### AIM
Locate each line containing the string "this" and copy it out.

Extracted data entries
## BEGIN

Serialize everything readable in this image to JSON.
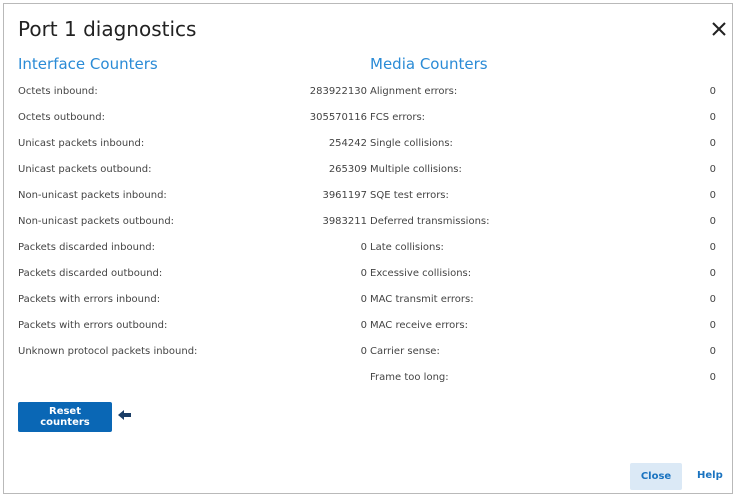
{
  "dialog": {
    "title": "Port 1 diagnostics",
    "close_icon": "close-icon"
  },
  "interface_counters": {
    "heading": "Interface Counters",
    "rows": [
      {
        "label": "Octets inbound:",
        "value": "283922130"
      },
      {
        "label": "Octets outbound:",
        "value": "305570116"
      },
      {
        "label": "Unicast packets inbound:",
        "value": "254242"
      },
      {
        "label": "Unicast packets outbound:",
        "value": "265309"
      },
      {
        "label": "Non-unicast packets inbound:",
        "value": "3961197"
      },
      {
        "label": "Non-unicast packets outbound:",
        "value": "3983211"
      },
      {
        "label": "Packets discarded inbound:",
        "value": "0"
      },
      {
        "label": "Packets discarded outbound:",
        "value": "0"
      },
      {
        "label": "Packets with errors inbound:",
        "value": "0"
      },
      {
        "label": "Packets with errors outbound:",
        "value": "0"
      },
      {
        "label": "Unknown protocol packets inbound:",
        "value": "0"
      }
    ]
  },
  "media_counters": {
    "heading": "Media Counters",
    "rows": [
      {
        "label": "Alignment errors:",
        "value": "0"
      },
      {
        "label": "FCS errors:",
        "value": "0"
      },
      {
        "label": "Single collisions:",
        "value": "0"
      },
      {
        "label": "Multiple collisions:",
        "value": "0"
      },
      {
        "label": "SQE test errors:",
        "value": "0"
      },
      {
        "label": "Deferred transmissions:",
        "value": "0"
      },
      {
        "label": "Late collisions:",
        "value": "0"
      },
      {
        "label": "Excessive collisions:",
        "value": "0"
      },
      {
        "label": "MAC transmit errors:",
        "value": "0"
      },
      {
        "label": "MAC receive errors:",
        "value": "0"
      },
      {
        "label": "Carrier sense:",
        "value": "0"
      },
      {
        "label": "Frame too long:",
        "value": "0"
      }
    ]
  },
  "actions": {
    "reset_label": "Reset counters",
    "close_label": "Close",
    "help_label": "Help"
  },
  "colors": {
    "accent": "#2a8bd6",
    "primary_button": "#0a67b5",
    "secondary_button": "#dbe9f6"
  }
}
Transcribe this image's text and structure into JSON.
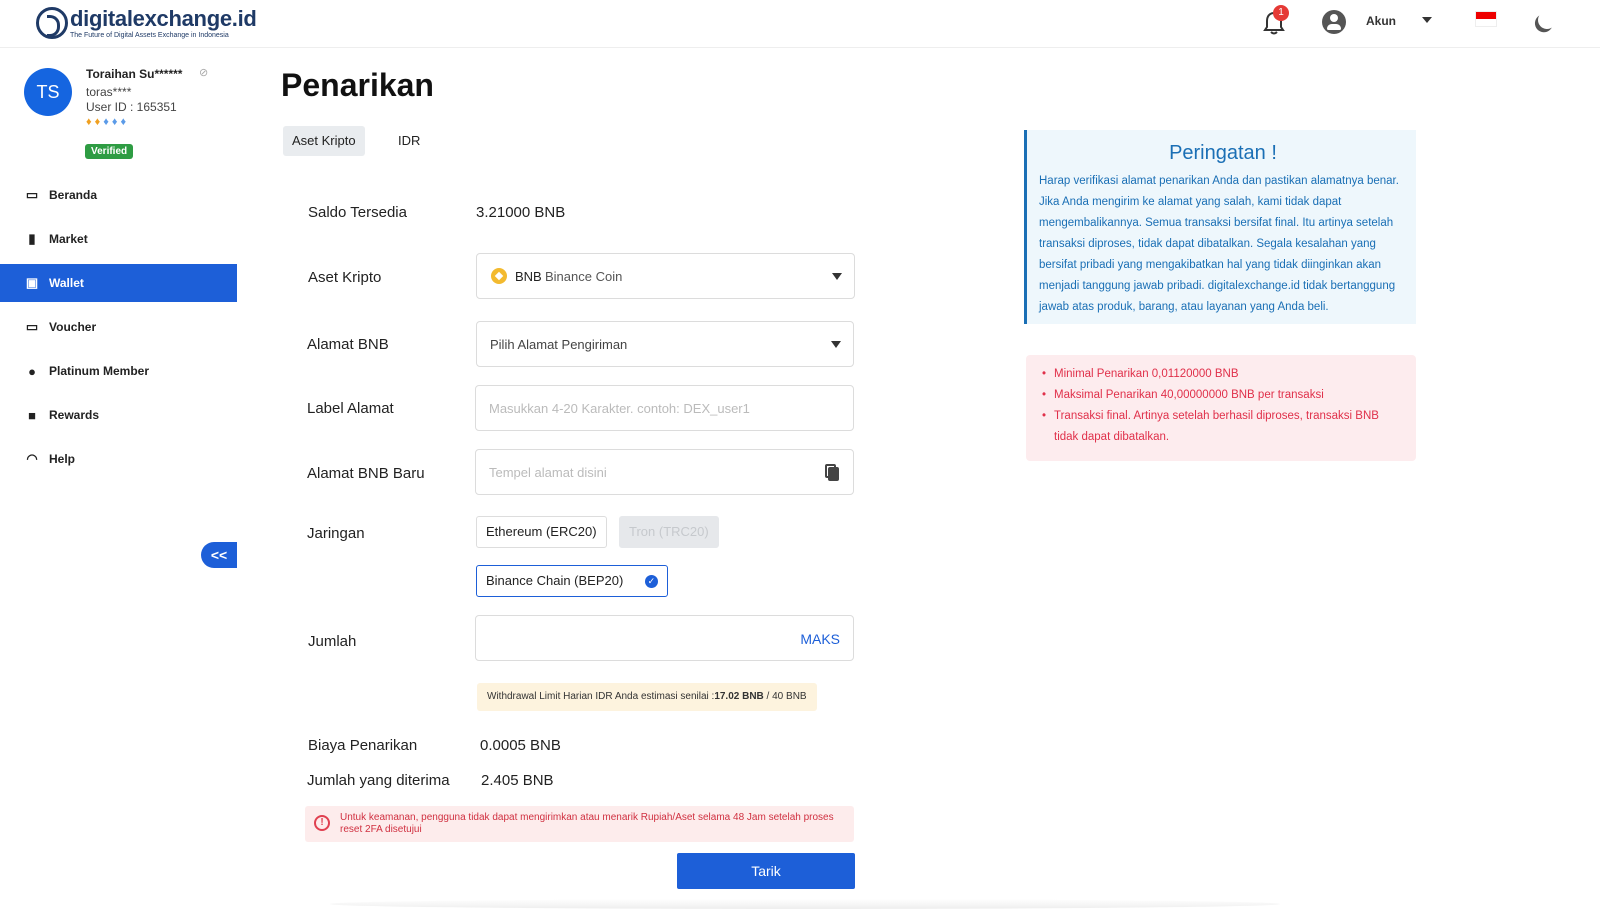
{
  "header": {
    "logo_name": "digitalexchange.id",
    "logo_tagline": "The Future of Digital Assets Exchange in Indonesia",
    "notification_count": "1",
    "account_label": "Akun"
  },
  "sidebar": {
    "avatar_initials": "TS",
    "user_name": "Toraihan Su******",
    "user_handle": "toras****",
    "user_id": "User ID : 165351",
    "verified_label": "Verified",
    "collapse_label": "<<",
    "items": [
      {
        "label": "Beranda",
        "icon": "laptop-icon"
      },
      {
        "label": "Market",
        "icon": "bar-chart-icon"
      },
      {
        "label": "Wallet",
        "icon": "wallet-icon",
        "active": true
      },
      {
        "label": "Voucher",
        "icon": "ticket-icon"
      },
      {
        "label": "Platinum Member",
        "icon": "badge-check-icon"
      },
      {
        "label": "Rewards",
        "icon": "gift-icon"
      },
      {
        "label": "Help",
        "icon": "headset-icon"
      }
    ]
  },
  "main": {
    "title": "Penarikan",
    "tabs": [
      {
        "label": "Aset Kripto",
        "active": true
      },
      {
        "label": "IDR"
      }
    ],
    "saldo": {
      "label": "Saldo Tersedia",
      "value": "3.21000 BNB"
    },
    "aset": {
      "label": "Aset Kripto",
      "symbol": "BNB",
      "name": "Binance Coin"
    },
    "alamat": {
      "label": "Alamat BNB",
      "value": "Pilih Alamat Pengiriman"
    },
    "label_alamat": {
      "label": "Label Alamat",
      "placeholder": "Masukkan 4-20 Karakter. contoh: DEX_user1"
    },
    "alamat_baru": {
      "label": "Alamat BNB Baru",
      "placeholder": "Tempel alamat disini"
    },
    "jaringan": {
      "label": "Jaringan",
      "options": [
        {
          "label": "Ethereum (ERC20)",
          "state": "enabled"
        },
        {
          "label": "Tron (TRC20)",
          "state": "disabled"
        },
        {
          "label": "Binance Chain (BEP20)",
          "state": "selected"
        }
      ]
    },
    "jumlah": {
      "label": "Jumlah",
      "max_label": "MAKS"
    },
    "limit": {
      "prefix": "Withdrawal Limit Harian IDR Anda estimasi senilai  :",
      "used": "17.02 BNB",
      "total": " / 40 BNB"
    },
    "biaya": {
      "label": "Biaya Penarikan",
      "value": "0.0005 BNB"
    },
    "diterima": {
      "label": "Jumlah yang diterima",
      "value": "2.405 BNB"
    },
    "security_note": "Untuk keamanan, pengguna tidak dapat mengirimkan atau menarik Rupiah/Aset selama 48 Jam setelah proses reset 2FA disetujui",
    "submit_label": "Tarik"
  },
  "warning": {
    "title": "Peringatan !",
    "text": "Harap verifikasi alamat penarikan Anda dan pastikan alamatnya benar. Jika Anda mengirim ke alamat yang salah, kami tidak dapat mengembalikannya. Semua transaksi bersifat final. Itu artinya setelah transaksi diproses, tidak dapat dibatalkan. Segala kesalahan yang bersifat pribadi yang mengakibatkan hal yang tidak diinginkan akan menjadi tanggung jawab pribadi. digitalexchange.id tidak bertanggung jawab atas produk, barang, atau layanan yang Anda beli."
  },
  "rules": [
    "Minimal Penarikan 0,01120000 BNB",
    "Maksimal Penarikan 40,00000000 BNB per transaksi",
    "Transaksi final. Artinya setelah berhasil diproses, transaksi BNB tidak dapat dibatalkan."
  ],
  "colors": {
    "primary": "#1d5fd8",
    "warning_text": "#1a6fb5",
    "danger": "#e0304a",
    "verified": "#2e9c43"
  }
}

## END
## BEGIN

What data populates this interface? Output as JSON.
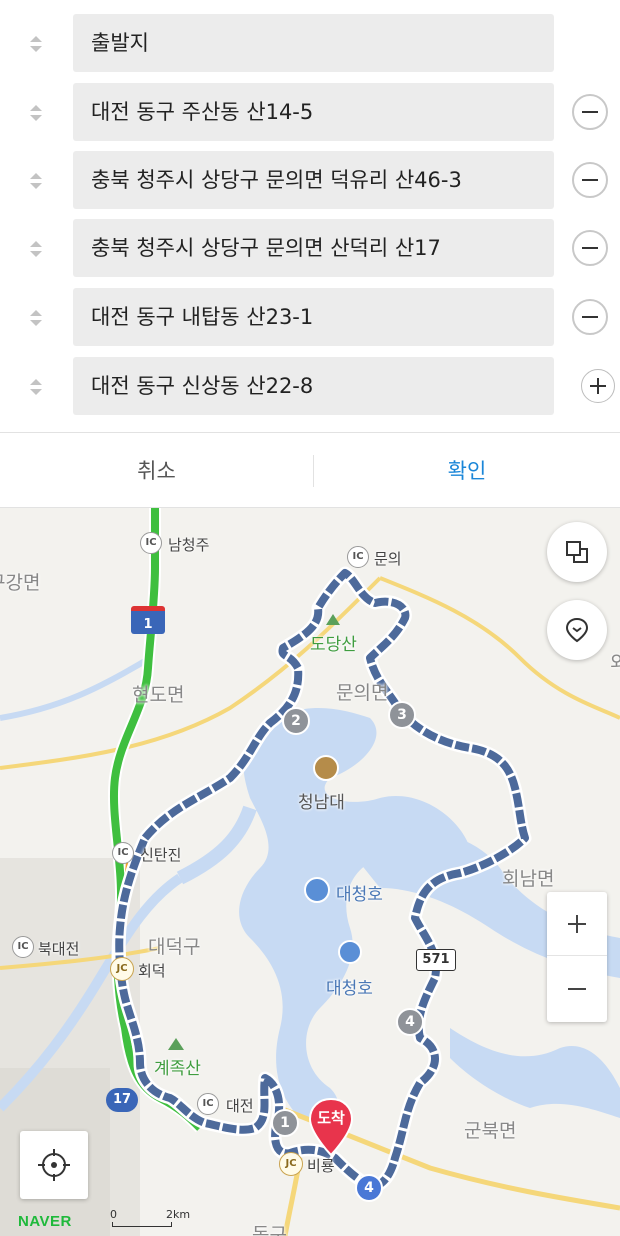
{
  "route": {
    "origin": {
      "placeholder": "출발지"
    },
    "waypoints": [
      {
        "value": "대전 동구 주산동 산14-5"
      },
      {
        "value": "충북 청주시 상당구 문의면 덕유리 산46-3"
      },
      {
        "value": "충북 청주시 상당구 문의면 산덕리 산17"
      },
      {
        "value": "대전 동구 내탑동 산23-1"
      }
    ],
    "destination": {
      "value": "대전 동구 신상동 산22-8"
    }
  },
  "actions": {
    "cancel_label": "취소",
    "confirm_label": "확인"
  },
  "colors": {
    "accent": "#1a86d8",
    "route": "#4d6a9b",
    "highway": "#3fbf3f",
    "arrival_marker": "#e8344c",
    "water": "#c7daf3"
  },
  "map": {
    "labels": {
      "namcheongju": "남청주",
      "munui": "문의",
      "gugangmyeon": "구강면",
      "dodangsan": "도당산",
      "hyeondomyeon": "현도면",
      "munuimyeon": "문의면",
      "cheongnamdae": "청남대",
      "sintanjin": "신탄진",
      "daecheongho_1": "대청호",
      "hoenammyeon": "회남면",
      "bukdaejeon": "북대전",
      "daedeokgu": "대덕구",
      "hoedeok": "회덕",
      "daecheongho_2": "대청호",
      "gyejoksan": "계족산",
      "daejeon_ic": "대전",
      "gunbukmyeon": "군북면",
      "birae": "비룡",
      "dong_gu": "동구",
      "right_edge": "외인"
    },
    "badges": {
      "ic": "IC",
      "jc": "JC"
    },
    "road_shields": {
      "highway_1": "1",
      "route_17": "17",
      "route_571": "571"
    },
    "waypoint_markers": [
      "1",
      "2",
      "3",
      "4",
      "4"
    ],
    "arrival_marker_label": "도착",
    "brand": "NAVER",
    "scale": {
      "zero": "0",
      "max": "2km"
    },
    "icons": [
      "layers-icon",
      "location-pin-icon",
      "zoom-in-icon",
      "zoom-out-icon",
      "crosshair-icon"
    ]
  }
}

## END
## BEGIN

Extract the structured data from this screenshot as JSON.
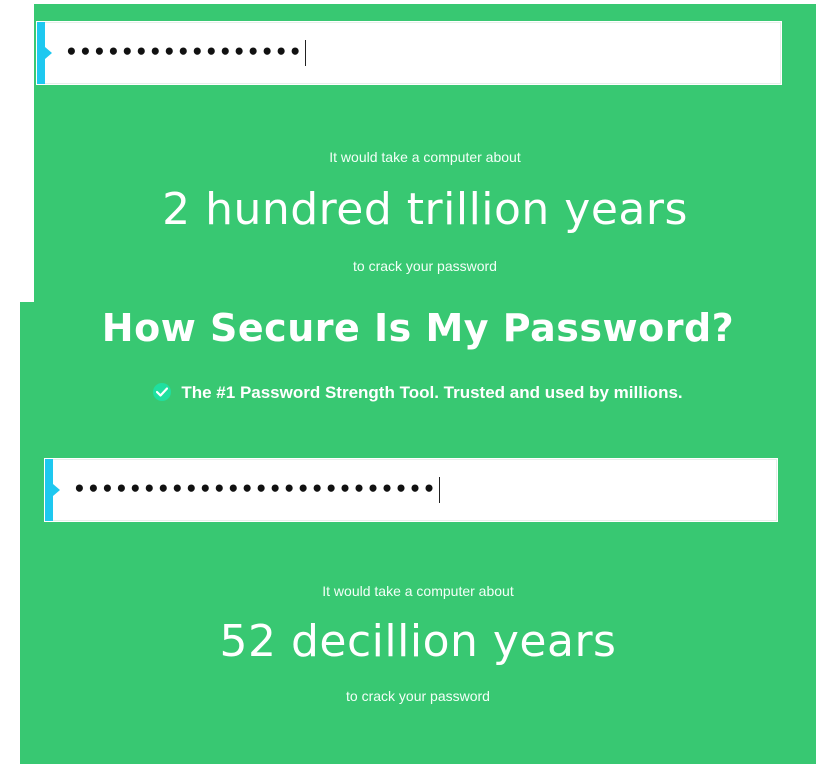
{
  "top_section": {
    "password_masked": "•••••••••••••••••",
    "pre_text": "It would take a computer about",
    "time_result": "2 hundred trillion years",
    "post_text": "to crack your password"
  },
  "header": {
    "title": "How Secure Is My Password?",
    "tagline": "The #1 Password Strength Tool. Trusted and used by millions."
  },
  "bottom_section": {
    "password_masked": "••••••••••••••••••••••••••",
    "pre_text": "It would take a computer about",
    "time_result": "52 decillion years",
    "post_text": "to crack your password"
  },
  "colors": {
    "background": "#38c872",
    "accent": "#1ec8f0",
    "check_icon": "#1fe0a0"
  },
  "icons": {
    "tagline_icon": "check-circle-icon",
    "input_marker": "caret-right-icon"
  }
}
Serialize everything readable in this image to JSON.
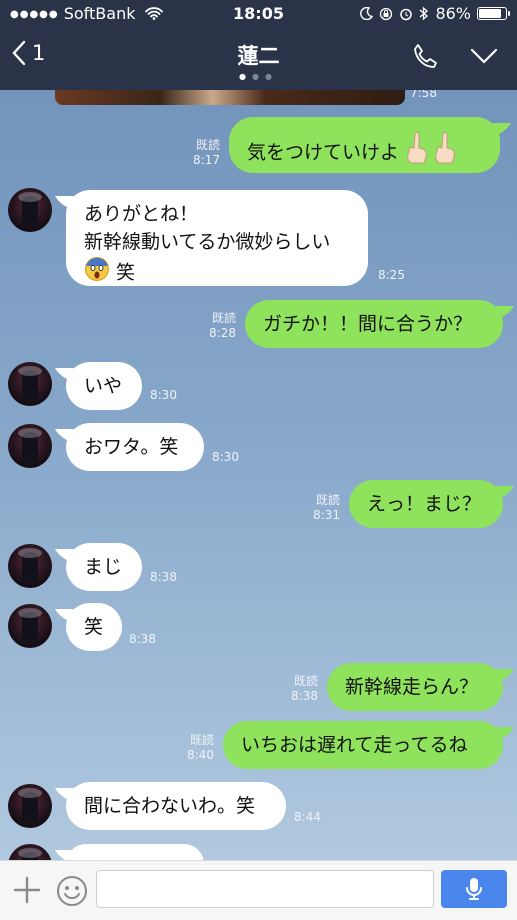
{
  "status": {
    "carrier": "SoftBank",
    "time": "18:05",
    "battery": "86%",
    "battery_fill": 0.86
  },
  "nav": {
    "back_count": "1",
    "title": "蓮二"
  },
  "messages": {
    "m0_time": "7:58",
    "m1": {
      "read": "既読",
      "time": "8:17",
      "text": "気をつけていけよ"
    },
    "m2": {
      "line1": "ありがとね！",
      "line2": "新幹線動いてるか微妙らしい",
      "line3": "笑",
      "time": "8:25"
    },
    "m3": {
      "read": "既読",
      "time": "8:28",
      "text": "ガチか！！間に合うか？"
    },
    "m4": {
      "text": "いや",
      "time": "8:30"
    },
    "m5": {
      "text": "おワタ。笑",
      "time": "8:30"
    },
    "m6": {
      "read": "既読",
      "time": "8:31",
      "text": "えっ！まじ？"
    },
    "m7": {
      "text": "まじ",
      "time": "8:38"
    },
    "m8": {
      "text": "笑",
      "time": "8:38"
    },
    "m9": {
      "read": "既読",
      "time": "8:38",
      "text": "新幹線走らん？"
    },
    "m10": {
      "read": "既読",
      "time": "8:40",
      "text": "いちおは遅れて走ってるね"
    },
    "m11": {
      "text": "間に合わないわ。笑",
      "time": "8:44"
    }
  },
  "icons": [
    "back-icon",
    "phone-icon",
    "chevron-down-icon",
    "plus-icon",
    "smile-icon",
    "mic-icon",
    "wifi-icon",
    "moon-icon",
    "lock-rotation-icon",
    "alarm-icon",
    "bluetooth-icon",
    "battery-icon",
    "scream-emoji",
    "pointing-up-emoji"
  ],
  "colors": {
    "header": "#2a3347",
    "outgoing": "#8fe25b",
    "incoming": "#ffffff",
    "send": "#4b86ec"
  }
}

## END

### OUTPUT OF THE TASK
Serialize everything readable in this image to JSON.
Transcribe this image's text and structure into JSON.
What data populates this interface? Output as JSON.
Extract the structured data from this screenshot as JSON.
Serialize everything readable in this image to JSON.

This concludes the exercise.